_Input data_
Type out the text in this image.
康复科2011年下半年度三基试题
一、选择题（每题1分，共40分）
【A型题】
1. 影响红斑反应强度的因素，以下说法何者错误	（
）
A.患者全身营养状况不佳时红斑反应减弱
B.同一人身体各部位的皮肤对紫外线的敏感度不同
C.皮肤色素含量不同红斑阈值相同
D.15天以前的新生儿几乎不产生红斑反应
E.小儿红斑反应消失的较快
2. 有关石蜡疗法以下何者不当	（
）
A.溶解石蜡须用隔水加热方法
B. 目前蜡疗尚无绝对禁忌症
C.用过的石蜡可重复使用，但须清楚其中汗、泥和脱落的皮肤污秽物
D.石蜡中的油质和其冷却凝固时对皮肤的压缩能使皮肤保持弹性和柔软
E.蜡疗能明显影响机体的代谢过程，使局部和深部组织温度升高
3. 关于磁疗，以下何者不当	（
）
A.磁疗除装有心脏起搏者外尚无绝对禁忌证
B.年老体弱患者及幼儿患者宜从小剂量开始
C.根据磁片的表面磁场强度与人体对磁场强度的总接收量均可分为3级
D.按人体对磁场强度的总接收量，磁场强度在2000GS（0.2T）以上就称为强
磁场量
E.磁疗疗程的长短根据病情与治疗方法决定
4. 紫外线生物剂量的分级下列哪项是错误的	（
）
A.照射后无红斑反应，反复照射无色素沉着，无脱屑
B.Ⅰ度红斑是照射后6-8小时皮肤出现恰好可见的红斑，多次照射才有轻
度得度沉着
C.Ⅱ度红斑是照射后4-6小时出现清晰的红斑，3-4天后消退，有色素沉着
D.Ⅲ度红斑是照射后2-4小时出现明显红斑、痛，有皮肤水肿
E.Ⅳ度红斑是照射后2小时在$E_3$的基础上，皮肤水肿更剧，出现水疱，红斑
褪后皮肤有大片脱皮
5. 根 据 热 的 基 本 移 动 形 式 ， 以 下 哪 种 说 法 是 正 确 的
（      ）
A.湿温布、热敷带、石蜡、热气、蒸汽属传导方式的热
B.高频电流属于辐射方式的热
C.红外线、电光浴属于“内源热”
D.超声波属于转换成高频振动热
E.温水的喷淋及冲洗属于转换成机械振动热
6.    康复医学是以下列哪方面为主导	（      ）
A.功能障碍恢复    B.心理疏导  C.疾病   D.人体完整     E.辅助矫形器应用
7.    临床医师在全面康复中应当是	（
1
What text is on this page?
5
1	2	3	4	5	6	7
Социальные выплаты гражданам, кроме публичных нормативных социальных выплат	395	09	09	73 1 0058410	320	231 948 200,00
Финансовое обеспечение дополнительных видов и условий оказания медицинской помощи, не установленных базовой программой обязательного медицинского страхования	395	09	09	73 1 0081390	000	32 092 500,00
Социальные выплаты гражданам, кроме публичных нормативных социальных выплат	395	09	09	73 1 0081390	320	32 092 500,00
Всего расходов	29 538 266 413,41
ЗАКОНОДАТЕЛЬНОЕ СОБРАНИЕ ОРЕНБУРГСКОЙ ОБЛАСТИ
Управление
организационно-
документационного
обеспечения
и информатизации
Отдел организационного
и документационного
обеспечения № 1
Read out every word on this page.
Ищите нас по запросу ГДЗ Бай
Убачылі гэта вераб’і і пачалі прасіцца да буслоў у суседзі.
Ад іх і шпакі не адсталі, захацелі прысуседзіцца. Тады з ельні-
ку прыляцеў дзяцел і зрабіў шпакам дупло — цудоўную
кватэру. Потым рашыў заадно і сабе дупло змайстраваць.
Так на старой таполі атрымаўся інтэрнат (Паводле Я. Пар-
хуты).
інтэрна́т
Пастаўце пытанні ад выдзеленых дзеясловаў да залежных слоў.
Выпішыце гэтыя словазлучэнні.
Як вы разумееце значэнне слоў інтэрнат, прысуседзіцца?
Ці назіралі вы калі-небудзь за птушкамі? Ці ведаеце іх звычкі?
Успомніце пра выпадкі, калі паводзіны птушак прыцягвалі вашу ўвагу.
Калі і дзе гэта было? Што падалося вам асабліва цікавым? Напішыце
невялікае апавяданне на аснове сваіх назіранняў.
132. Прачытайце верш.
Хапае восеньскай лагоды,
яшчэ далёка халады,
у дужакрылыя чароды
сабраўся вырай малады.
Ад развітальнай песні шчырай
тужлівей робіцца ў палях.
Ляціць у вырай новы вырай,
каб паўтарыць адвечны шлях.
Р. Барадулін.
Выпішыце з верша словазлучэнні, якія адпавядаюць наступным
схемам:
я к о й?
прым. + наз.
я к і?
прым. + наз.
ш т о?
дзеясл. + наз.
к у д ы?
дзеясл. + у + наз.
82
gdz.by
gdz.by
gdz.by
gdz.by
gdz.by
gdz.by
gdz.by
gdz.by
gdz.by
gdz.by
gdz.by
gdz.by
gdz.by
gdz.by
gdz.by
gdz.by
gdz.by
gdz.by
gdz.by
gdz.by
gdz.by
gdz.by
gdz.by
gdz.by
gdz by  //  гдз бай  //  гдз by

_Stated exercise_
Your task is to print the whole listing again exactly.

_Task answer_
Type out the text in this image.
康复科2011年下半年度三基试题
一、选择题（每题1分，共40分）
【A型题】
1. 影响红斑反应强度的因素，以下说法何者错误	（
）
A.患者全身营养状况不佳时红斑反应减弱
B.同一人身体各部位的皮肤对紫外线的敏感度不同
C.皮肤色素含量不同红斑阈值相同
D.15天以前的新生儿几乎不产生红斑反应
E.小儿红斑反应消失的较快
2. 有关石蜡疗法以下何者不当	（
）
A.溶解石蜡须用隔水加热方法
B. 目前蜡疗尚无绝对禁忌症
C.用过的石蜡可重复使用，但须清楚其中汗、泥和脱落的皮肤污秽物
D.石蜡中的油质和其冷却凝固时对皮肤的压缩能使皮肤保持弹性和柔软
E.蜡疗能明显影响机体的代谢过程，使局部和深部组织温度升高
3. 关于磁疗，以下何者不当	（
）
A.磁疗除装有心脏起搏者外尚无绝对禁忌证
B.年老体弱患者及幼儿患者宜从小剂量开始
C.根据磁片的表面磁场强度与人体对磁场强度的总接收量均可分为3级
D.按人体对磁场强度的总接收量，磁场强度在2000GS（0.2T）以上就称为强
磁场量
E.磁疗疗程的长短根据病情与治疗方法决定
4. 紫外线生物剂量的分级下列哪项是错误的	（
）
A.照射后无红斑反应，反复照射无色素沉着，无脱屑
B.Ⅰ度红斑是照射后6-8小时皮肤出现恰好可见的红斑，多次照射才有轻
度得度沉着
C.Ⅱ度红斑是照射后4-6小时出现清晰的红斑，3-4天后消退，有色素沉着
D.Ⅲ度红斑是照射后2-4小时出现明显红斑、痛，有皮肤水肿
E.Ⅳ度红斑是照射后2小时在$E_3$的基础上，皮肤水肿更剧，出现水疱，红斑
褪后皮肤有大片脱皮
5. 根 据 热 的 基 本 移 动 形 式 ， 以 下 哪 种 说 法 是 正 确 的
（      ）
A.湿温布、热敷带、石蜡、热气、蒸汽属传导方式的热
B.高频电流属于辐射方式的热
C.红外线、电光浴属于“内源热”
D.超声波属于转换成高频振动热
E.温水的喷淋及冲洗属于转换成机械振动热
6.    康复医学是以下列哪方面为主导	（      ）
A.功能障碍恢复    B.心理疏导  C.疾病   D.人体完整     E.辅助矫形器应用
7.    临床医师在全面康复中应当是	（
1
What text is on this page?
5
1	2	3	4	5	6	7
Социальные выплаты гражданам, кроме публичных нормативных социальных выплат	395	09	09	73 1 0058410	320	231 948 200,00
Финансовое обеспечение дополнительных видов и условий оказания медицинской помощи, не установленных базовой программой обязательного медицинского страхования	395	09	09	73 1 0081390	000	32 092 500,00
Социальные выплаты гражданам, кроме публичных нормативных социальных выплат	395	09	09	73 1 0081390	320	32 092 500,00
Всего расходов	29 538 266 413,41
ЗАКОНОДАТЕЛЬНОЕ СОБРАНИЕ ОРЕНБУРГСКОЙ ОБЛАСТИ
Управление
организационно-
документационного
обеспечения
и информатизации
Отдел организационного
и документационного
обеспечения № 1
Read out every word on this page.
Ищите нас по запросу ГДЗ Бай
Убачылі гэта вераб’і і пачалі прасіцца да буслоў у суседзі.
Ад іх і шпакі не адсталі, захацелі прысуседзіцца. Тады з ельні-
ку прыляцеў дзяцел і зрабіў шпакам дупло — цудоўную
кватэру. Потым рашыў заадно і сабе дупло змайстраваць.
Так на старой таполі атрымаўся інтэрнат (Паводле Я. Пар-
хуты).
інтэрна́т
Пастаўце пытанні ад выдзеленых дзеясловаў да залежных слоў.
Выпішыце гэтыя словазлучэнні.
Як вы разумееце значэнне слоў інтэрнат, прысуседзіцца?
Ці назіралі вы калі-небудзь за птушкамі? Ці ведаеце іх звычкі?
Успомніце пра выпадкі, калі паводзіны птушак прыцягвалі вашу ўвагу.
Калі і дзе гэта было? Што падалося вам асабліва цікавым? Напішыце
невялікае апавяданне на аснове сваіх назіранняў.
132. Прачытайце верш.
Хапае восеньскай лагоды,
яшчэ далёка халады,
у дужакрылыя чароды
сабраўся вырай малады.
Ад развітальнай песні шчырай
тужлівей робіцца ў палях.
Ляціць у вырай новы вырай,
каб паўтарыць адвечны шлях.
Р. Барадулін.
Выпішыце з верша словазлучэнні, якія адпавядаюць наступным
схемам:
я к о й?
прым. + наз.
я к і?
прым. + наз.
ш т о?
дзеясл. + наз.
к у д ы?
дзеясл. + у + наз.
82
gdz.by
gdz.by
gdz.by
gdz.by
gdz.by
gdz.by
gdz.by
gdz.by
gdz.by
gdz.by
gdz.by
gdz.by
gdz.by
gdz.by
gdz.by
gdz.by
gdz.by
gdz.by
gdz.by
gdz.by
gdz.by
gdz.by
gdz.by
gdz.by
gdz by  //  гдз бай  //  гдз by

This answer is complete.